Copy out the records in full, word for word, without pictures.

▼

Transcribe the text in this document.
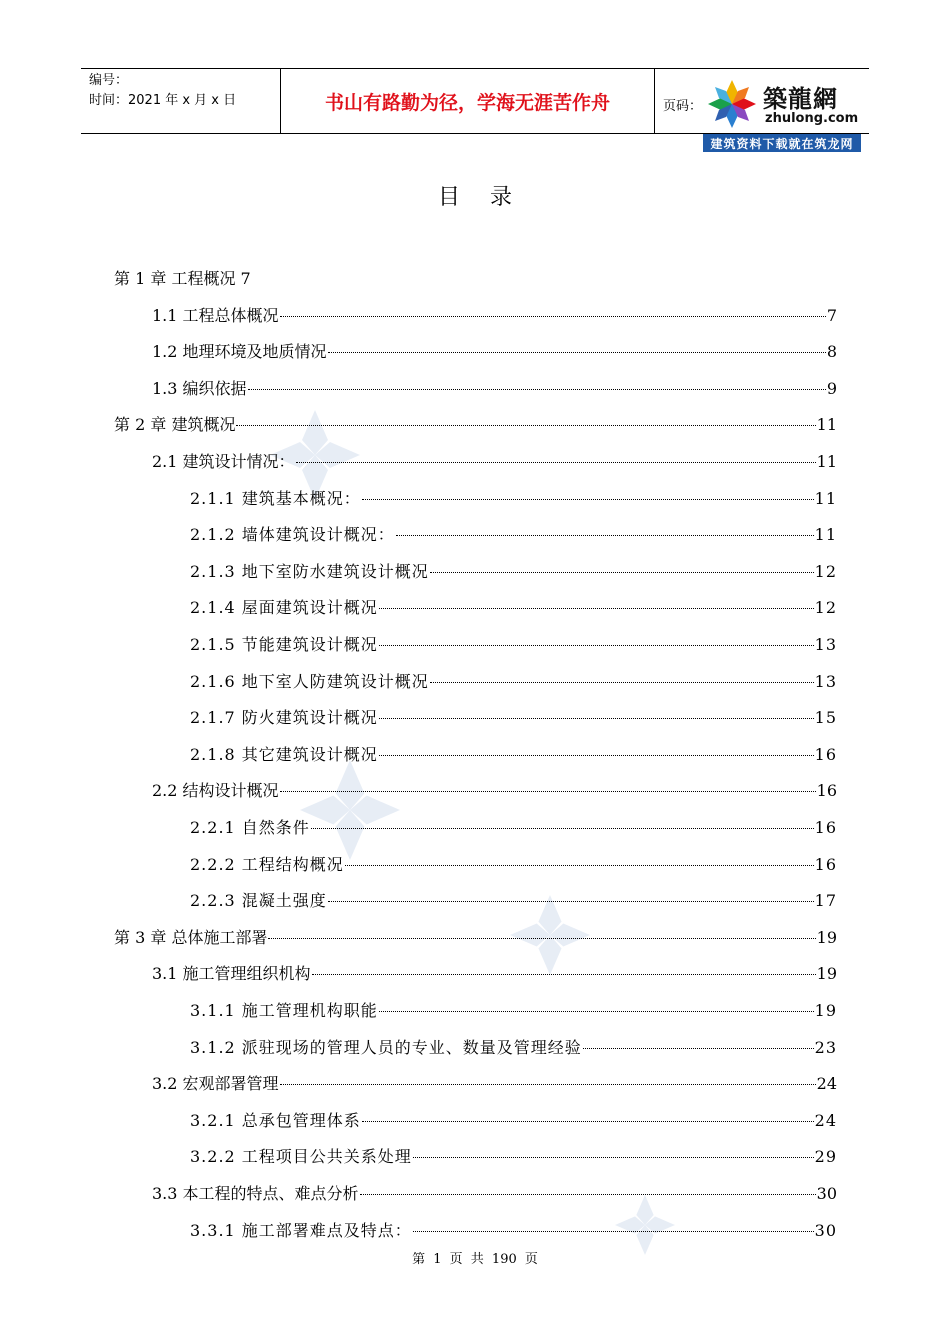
编号：
时间：2021 年 x 月 x 日	书山有路勤为径，学海无涯苦作舟	页码：	築龍網
zhulong.com
建筑资料下载就在筑龙网
目录
第 1 章 工程概况 7
1.1 工程总体概况	7
1.2 地理环境及地质情况	8
1.3 编织依据	9
第 2 章 建筑概况	11
2.1 建筑设计情况：	11
2.1.1 建筑基本概况：	11
2.1.2 墙体建筑设计概况：	11
2.1.3 地下室防水建筑设计概况	12
2.1.4 屋面建筑设计概况	12
2.1.5 节能建筑设计概况	13
2.1.6 地下室人防建筑设计概况	13
2.1.7 防火建筑设计概况	15
2.1.8 其它建筑设计概况	16
2.2 结构设计概况	16
2.2.1 自然条件	16
2.2.2 工程结构概况	16
2.2.3 混凝土强度	17
第 3 章 总体施工部署	19
3.1 施工管理组织机构	19
3.1.1 施工管理机构职能	19
3.1.2 派驻现场的管理人员的专业、数量及管理经验	23
3.2 宏观部署管理	24
3.2.1 总承包管理体系	24
3.2.2 工程项目公共关系处理	29
3.3 本工程的特点、难点分析	30
3.3.1 施工部署难点及特点：	30
第 1 页 共 190 页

▲

THE ANSWER:
Transcribe the text in this document.
编号：
时间：2021 年 x 月 x 日	书山有路勤为径，学海无涯苦作舟	页码：	築龍網
zhulong.com
建筑资料下载就在筑龙网
目录
第 1 章 工程概况 7
1.1 工程总体概况	7
1.2 地理环境及地质情况	8
1.3 编织依据	9
第 2 章 建筑概况	11
2.1 建筑设计情况：	11
2.1.1 建筑基本概况：	11
2.1.2 墙体建筑设计概况：	11
2.1.3 地下室防水建筑设计概况	12
2.1.4 屋面建筑设计概况	12
2.1.5 节能建筑设计概况	13
2.1.6 地下室人防建筑设计概况	13
2.1.7 防火建筑设计概况	15
2.1.8 其它建筑设计概况	16
2.2 结构设计概况	16
2.2.1 自然条件	16
2.2.2 工程结构概况	16
2.2.3 混凝土强度	17
第 3 章 总体施工部署	19
3.1 施工管理组织机构	19
3.1.1 施工管理机构职能	19
3.1.2 派驻现场的管理人员的专业、数量及管理经验	23
3.2 宏观部署管理	24
3.2.1 总承包管理体系	24
3.2.2 工程项目公共关系处理	29
3.3 本工程的特点、难点分析	30
3.3.1 施工部署难点及特点：	30
第 1 页 共 190 页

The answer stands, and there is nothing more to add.